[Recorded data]
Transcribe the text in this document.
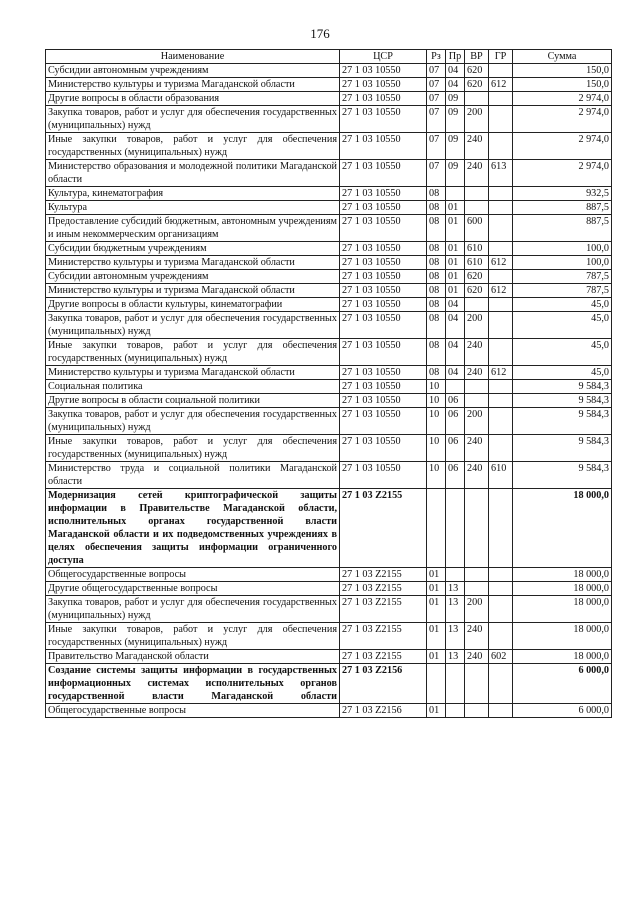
176
Наименование	ЦСР	Рз	Пр	ВР	ГР	Сумма
Субсидии автономным учреждениям	27 1 03 10550	07	04	620		150,0
Министерство культуры и туризма Магаданской области	27 1 03 10550	07	04	620	612	150,0
Другие вопросы в области образования	27 1 03 10550	07	09			2 974,0
Закупка товаров, работ и услуг для обеспечения государственных (муниципальных) нужд	27 1 03 10550	07	09	200		2 974,0
Иные закупки товаров, работ и услуг для обеспечения государственных (муниципальных) нужд	27 1 03 10550	07	09	240		2 974,0
Министерство образования и молодежной политики Магаданской области	27 1 03 10550	07	09	240	613	2 974,0
Культура, кинематография	27 1 03 10550	08				932,5
Культура	27 1 03 10550	08	01			887,5
Предоставление субсидий бюджетным, автономным учреждениям и иным некоммерческим организациям	27 1 03 10550	08	01	600		887,5
Субсидии бюджетным учреждениям	27 1 03 10550	08	01	610		100,0
Министерство культуры и туризма Магаданской области	27 1 03 10550	08	01	610	612	100,0
Субсидии автономным учреждениям	27 1 03 10550	08	01	620		787,5
Министерство культуры и туризма Магаданской области	27 1 03 10550	08	01	620	612	787,5
Другие вопросы в области культуры, кинематографии	27 1 03 10550	08	04			45,0
Закупка товаров, работ и услуг для обеспечения государственных (муниципальных) нужд	27 1 03 10550	08	04	200		45,0
Иные закупки товаров, работ и услуг для обеспечения государственных (муниципальных) нужд	27 1 03 10550	08	04	240		45,0
Министерство культуры и туризма Магаданской области	27 1 03 10550	08	04	240	612	45,0
Социальная политика	27 1 03 10550	10				9 584,3
Другие вопросы в области социальной политики	27 1 03 10550	10	06			9 584,3
Закупка товаров, работ и услуг для обеспечения государственных (муниципальных) нужд	27 1 03 10550	10	06	200		9 584,3
Иные закупки товаров, работ и услуг для обеспечения государственных (муниципальных) нужд	27 1 03 10550	10	06	240		9 584,3
Министерство труда и социальной политики Магаданской области	27 1 03 10550	10	06	240	610	9 584,3
Модернизация сетей криптографической защиты информации в Правительстве Магаданской области, исполнительных органах государственной власти Магаданской области и их подведомственных учреждениях в целях обеспечения защиты информации ограниченного доступа	27 1 03 Z2155					18 000,0
Общегосударственные вопросы	27 1 03 Z2155	01				18 000,0
Другие общегосударственные вопросы	27 1 03 Z2155	01	13			18 000,0
Закупка товаров, работ и услуг для обеспечения государственных (муниципальных) нужд	27 1 03 Z2155	01	13	200		18 000,0
Иные закупки товаров, работ и услуг для обеспечения государственных (муниципальных) нужд	27 1 03 Z2155	01	13	240		18 000,0
Правительство Магаданской области	27 1 03 Z2155	01	13	240	602	18 000,0
Создание системы защиты информации в государственных информационных системах исполнительных органов государственной власти Магаданской области	27 1 03 Z2156					6 000,0
Общегосударственные вопросы	27 1 03 Z2156	01				6 000,0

» What you will do
Pull out every line in the data above that has the word "культуры".

» Answer to the problem
Министерство культуры и туризма Магаданской области	27 1 03 10550	07	04	620	612	150,0
Министерство культуры и туризма Магаданской области	27 1 03 10550	08	01	610	612	100,0
Министерство культуры и туризма Магаданской области	27 1 03 10550	08	01	620	612	787,5
Другие вопросы в области культуры, кинематографии	27 1 03 10550	08	04			45,0
Министерство культуры и туризма Магаданской области	27 1 03 10550	08	04	240	612	45,0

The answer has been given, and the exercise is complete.